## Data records
##########
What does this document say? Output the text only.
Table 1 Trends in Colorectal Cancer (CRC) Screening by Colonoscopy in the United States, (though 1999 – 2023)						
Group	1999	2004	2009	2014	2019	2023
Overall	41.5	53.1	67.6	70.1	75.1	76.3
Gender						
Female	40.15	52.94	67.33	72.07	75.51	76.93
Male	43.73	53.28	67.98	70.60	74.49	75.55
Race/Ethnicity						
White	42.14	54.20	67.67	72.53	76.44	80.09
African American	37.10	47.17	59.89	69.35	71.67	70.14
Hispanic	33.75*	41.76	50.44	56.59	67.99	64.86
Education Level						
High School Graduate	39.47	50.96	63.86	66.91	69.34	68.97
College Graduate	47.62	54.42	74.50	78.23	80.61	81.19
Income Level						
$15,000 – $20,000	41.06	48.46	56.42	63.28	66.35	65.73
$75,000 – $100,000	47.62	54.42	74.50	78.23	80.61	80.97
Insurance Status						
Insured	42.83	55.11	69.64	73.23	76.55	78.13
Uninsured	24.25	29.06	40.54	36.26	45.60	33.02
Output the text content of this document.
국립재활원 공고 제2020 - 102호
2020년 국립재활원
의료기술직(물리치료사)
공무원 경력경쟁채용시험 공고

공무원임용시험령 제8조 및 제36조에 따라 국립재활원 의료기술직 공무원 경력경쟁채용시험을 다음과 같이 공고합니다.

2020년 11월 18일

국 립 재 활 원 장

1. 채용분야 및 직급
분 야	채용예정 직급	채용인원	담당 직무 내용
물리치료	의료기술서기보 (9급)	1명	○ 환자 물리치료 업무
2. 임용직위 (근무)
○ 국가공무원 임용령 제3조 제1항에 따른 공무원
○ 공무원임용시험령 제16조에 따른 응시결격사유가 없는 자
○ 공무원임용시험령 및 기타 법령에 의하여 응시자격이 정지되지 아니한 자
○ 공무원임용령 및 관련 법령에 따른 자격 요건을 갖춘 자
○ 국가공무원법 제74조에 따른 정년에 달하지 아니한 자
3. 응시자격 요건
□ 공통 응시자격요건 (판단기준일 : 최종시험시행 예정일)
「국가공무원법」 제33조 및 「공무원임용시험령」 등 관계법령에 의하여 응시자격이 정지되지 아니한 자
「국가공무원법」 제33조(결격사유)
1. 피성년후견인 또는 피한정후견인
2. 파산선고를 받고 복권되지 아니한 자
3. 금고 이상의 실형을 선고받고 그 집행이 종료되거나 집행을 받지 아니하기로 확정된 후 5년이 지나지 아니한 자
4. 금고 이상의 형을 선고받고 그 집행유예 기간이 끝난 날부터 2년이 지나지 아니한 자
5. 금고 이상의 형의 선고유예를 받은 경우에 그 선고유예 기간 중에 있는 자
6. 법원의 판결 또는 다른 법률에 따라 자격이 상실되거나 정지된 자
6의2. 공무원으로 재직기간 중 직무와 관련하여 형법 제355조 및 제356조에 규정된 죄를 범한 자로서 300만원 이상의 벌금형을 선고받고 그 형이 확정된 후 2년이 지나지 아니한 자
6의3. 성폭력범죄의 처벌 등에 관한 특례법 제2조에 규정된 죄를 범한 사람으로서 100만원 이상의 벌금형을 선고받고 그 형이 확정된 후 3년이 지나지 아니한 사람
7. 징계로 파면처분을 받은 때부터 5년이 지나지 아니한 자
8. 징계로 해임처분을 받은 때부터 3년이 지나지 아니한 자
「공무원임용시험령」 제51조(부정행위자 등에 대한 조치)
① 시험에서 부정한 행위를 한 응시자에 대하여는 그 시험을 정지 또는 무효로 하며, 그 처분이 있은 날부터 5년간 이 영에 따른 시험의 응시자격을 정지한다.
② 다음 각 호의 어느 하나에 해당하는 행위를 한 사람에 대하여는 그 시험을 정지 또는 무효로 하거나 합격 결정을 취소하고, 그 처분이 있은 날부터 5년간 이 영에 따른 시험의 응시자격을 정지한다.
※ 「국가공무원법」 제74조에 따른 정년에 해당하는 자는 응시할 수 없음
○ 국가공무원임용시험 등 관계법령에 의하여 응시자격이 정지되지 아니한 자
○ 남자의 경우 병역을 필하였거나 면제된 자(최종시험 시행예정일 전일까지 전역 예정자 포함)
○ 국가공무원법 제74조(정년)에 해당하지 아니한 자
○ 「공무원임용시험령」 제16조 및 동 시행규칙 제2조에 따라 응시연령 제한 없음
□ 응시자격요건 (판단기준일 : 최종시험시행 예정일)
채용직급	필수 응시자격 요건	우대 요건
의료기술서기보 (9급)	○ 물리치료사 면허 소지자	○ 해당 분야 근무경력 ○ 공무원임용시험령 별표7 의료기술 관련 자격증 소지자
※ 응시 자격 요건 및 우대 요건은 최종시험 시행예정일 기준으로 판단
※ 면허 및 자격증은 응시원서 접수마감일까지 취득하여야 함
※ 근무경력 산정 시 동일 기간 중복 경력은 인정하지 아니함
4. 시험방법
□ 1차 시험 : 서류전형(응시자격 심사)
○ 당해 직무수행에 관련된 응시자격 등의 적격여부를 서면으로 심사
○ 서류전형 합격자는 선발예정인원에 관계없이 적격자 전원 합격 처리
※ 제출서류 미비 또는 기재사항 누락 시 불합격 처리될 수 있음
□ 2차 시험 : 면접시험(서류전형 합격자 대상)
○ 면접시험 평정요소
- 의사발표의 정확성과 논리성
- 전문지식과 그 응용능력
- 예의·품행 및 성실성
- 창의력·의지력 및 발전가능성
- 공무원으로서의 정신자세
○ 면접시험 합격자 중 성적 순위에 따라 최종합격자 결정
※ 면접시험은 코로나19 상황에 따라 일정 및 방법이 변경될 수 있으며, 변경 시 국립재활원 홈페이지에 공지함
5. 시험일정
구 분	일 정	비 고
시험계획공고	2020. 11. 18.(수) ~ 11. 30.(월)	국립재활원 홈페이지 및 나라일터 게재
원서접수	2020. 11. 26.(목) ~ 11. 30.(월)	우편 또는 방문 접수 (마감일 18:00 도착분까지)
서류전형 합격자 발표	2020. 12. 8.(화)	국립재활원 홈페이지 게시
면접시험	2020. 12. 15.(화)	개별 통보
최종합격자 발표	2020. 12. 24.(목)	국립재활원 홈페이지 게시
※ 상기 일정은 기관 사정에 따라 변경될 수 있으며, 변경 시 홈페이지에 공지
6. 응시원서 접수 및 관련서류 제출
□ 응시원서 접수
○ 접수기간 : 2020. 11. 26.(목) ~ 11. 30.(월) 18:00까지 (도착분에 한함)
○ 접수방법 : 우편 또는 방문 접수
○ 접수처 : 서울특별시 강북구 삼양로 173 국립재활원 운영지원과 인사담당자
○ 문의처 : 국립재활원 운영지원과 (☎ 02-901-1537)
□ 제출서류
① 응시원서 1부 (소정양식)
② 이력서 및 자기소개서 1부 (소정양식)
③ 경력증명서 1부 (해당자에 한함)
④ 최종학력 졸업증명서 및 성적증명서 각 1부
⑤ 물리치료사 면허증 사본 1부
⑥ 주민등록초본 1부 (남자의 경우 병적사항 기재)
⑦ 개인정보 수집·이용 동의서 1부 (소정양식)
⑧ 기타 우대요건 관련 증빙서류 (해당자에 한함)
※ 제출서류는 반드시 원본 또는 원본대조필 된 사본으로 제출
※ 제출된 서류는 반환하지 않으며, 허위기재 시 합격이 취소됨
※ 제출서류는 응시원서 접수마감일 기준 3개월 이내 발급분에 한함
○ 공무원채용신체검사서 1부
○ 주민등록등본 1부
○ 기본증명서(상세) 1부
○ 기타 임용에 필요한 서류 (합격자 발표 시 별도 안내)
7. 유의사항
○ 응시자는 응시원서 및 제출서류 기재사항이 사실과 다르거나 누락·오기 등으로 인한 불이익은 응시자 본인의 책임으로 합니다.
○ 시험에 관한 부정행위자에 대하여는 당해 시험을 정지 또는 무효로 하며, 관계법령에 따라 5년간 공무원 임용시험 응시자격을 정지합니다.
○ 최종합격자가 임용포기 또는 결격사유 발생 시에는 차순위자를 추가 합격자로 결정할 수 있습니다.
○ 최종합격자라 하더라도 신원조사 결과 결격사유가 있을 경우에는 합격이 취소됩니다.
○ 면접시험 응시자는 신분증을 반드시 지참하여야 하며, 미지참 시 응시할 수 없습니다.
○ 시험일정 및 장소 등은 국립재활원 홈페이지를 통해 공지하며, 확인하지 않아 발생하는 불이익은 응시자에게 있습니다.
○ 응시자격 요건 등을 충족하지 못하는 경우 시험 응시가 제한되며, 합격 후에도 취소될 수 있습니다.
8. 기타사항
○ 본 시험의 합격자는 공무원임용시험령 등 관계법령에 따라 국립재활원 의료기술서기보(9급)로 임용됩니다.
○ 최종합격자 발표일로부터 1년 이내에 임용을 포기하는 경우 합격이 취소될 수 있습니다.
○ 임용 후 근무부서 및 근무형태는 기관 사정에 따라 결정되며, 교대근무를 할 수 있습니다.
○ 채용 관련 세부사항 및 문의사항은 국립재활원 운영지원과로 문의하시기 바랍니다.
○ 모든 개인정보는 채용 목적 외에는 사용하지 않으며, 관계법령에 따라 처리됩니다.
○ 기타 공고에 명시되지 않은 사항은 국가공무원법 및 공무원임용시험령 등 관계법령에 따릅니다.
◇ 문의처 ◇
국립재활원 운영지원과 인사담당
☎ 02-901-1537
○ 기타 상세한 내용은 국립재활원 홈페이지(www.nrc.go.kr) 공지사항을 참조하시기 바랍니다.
##########
## Exercise task
Say how many lines in the entries contain the string "판단기준일", and leave out everything else.

## Task response
2